▶ **What you need to do**: Report, word for word, every line of the material that contains "color".

Dataset rows about figures:

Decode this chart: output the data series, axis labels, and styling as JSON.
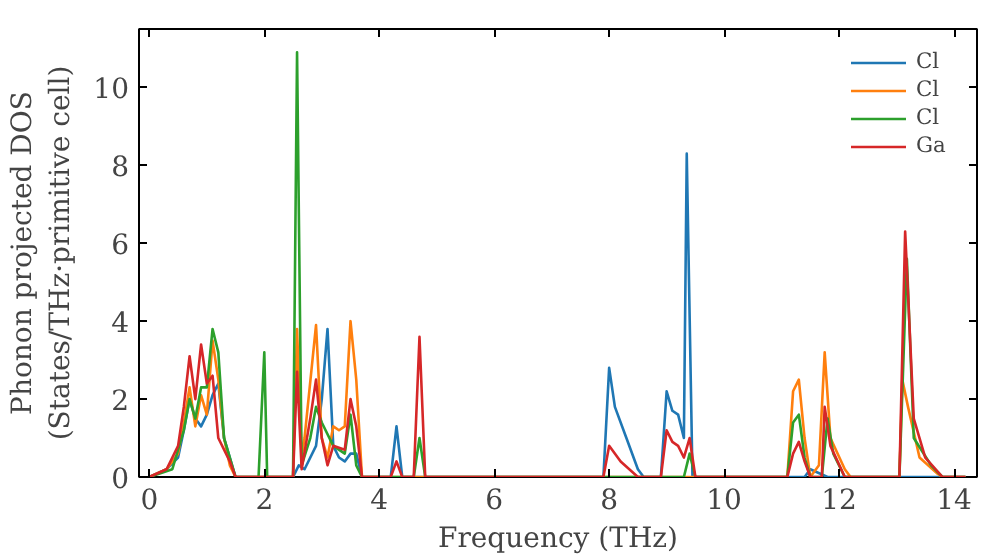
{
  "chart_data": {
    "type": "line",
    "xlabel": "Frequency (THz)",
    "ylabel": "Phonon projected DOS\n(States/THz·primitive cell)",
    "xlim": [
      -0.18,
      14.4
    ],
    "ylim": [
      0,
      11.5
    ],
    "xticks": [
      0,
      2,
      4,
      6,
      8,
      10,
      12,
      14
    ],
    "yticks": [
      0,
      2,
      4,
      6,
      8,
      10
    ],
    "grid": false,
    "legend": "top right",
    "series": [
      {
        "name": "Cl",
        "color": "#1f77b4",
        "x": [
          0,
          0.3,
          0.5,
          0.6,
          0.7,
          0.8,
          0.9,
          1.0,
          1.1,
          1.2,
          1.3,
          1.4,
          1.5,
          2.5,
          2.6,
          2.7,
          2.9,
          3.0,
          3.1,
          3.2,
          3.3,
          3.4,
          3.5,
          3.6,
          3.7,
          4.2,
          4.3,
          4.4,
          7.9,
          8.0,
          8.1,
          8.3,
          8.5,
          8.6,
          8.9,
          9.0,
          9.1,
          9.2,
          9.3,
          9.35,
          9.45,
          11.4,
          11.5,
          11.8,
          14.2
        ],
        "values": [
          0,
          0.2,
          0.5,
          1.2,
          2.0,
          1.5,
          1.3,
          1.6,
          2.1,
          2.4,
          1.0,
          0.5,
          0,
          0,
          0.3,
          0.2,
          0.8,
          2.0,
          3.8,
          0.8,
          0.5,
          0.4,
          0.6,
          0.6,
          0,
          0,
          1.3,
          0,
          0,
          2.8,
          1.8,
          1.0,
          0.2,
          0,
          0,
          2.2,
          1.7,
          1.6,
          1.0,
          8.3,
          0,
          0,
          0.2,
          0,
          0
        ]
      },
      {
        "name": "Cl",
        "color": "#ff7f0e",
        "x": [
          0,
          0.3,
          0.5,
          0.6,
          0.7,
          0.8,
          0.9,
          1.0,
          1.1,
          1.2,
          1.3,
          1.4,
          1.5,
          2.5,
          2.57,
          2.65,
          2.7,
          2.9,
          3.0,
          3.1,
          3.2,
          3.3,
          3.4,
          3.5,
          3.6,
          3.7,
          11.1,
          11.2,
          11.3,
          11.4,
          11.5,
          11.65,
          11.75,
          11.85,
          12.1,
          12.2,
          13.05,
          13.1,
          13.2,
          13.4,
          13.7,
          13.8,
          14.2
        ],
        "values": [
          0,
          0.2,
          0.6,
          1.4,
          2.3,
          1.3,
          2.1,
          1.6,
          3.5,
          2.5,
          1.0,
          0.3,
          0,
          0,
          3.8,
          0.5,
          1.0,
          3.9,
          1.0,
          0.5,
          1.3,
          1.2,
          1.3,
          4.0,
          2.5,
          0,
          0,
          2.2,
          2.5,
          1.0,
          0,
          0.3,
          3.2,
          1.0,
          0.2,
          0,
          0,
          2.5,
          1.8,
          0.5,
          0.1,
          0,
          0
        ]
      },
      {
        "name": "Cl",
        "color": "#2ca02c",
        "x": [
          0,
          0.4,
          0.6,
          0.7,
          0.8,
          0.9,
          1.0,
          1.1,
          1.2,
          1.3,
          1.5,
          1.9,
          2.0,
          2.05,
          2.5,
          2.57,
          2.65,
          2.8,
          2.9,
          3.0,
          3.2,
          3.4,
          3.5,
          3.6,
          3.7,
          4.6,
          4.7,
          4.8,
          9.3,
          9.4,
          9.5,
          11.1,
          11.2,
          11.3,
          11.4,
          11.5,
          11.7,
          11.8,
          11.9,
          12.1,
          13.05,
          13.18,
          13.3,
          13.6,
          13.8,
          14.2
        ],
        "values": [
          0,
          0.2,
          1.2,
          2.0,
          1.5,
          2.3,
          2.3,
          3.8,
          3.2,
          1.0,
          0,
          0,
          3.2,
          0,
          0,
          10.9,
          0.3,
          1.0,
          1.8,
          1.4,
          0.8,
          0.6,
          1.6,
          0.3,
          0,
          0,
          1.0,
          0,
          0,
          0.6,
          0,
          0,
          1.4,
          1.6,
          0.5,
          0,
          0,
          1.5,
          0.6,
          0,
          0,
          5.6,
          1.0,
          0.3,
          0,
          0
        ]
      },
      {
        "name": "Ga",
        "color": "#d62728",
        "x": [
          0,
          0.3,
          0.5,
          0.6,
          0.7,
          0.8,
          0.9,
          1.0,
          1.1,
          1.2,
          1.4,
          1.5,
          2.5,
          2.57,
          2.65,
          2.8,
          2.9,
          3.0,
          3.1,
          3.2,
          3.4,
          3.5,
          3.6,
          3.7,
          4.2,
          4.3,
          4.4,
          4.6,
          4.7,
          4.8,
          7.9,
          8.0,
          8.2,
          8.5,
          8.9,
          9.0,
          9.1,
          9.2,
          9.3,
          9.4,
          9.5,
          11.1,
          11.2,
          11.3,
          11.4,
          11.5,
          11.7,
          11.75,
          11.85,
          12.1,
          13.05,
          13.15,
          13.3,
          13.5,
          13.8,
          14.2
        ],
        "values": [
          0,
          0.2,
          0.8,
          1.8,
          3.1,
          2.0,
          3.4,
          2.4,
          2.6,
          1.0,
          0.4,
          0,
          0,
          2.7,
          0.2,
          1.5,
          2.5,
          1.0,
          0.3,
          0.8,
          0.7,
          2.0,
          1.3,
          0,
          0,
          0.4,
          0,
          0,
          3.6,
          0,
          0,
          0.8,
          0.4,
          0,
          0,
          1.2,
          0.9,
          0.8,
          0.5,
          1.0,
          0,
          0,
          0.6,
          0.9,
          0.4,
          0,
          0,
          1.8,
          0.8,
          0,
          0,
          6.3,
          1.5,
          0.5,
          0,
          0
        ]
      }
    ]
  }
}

▶ **Exercise answer**:
        "color": "#1f77b4",
        "color": "#ff7f0e",
        "color": "#2ca02c",
        "color": "#d62728",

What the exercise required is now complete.